START
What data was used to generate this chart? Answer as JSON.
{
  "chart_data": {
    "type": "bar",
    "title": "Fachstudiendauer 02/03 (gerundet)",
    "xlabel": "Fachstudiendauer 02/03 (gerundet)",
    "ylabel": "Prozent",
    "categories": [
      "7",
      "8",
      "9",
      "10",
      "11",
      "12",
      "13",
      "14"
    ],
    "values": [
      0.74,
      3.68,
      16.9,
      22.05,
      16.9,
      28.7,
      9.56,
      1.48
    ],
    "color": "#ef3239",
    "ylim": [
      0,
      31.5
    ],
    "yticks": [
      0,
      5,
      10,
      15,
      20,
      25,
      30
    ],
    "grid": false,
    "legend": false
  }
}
END
# Required work
Copy out all of the lines above exactly.

# The output
What data was used to generate this chart? Answer as JSON.
{
  "chart_data": {
    "type": "bar",
    "title": "Fachstudiendauer 02/03 (gerundet)",
    "xlabel": "Fachstudiendauer 02/03 (gerundet)",
    "ylabel": "Prozent",
    "categories": [
      "7",
      "8",
      "9",
      "10",
      "11",
      "12",
      "13",
      "14"
    ],
    "values": [
      0.74,
      3.68,
      16.9,
      22.05,
      16.9,
      28.7,
      9.56,
      1.48
    ],
    "color": "#ef3239",
    "ylim": [
      0,
      31.5
    ],
    "yticks": [
      0,
      5,
      10,
      15,
      20,
      25,
      30
    ],
    "grid": false,
    "legend": false
  }
}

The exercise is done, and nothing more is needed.